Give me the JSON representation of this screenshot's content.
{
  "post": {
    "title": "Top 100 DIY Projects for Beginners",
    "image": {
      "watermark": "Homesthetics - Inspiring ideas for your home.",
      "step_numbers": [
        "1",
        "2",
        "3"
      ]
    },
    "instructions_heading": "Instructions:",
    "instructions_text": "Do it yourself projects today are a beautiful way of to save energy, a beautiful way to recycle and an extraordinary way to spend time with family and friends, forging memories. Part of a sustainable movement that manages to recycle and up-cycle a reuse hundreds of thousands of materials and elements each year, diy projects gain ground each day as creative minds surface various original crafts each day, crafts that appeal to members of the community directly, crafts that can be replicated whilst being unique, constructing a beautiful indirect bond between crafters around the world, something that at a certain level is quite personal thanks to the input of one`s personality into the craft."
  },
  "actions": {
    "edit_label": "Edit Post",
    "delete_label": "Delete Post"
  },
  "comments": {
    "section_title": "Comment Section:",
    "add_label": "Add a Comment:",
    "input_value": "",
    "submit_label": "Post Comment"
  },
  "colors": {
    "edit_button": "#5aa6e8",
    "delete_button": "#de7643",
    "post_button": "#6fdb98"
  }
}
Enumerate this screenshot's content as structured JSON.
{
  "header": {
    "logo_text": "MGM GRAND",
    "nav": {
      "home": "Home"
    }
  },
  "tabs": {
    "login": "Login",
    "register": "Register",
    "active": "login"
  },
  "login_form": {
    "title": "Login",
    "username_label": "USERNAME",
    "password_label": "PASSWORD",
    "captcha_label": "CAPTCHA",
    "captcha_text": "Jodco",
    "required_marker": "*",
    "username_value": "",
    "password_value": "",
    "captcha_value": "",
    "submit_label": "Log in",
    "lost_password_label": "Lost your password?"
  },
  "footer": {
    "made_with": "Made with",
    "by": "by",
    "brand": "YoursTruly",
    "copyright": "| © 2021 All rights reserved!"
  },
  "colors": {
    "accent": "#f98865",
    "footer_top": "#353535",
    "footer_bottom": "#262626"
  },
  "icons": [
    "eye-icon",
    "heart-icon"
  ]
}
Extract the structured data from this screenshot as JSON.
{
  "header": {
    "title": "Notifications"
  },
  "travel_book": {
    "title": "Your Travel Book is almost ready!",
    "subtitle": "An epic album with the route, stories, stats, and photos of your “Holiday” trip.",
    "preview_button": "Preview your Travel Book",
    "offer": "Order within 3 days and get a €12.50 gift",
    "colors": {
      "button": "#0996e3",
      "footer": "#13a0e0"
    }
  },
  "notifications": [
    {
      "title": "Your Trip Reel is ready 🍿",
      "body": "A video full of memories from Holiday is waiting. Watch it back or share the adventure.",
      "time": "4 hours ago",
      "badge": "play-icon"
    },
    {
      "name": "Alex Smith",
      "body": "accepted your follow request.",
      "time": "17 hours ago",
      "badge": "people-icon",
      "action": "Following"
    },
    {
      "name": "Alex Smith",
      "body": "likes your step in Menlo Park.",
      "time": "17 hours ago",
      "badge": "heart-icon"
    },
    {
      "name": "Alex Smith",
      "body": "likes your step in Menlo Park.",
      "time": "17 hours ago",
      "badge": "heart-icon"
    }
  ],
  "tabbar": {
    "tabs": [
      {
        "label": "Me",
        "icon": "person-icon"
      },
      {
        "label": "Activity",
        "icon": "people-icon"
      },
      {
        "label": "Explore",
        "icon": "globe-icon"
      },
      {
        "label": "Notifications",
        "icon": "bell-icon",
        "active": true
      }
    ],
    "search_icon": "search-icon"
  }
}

(TASK DESCRIPTION) Your task is to list each line of the records with the word "badge".

(THE RESPONSE)
      "badge": "play-icon"
      "badge": "people-icon",
      "badge": "heart-icon"
      "badge": "heart-icon"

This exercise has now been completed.